- [Exercise tasks]
**A)** In the passage about the cartoon Down South, what song does Tessie sing at the center of the main deck?
**B)** Quote the passage about the cartoon Down South word for word, starting at "Down South is" and ending at "on his face.".

Down South is a short film distributed by RKO Radio Pictures, and is the ninth of the twelve Toby the Pup cartoons. The title comes from a 1901 song which is featured in the cartoon.

Plot
Toby is the pilot of a paddle steamer. One day he docks his boat at a harbor to pick up passengers. As he has to shake hands with just about everyone who comes aboard, Toby struggles to keep a smile on his face.

When the boat finally leaves the harbor, the passengers are treated to some entertainment as Tessie sings the song "Mississippi Mud" at the center of the main deck. Everybody else sings along too, and stomps as well. But as they stomp harder and harder, the boat starts to shake. The shake is so strong that almost everybody, including Toby, gets thrown overboard.

- [Source excerpt]

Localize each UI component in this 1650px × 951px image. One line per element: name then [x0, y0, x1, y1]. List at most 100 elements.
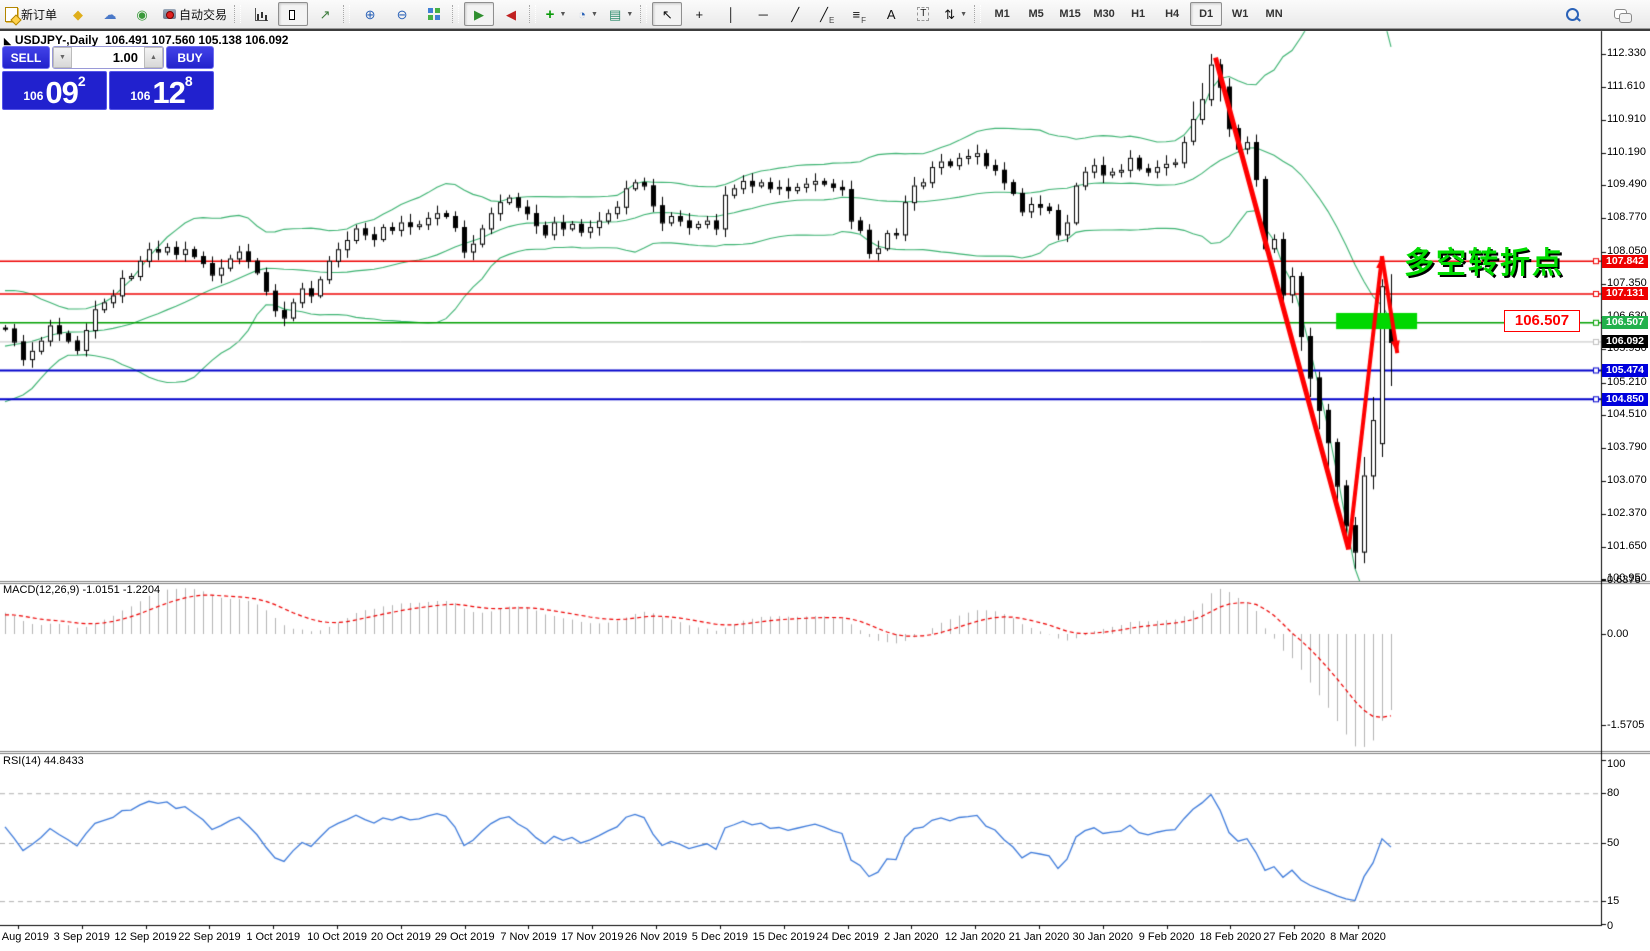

- [Full answers]
**A)** "Mississippi Mud"

**B)**
Down South is a short film distributed by RKO Radio Pictures, and is the ninth of the twelve Toby the Pup cartoons. The title comes from a 1901 song which is featured in the cartoon.

Plot
Toby is the pilot of a paddle steamer. One day he docks his boat at a harbor to pick up passengers. As he has to shake hands with just about everyone who comes aboard, Toby struggles to keep a smile on his face.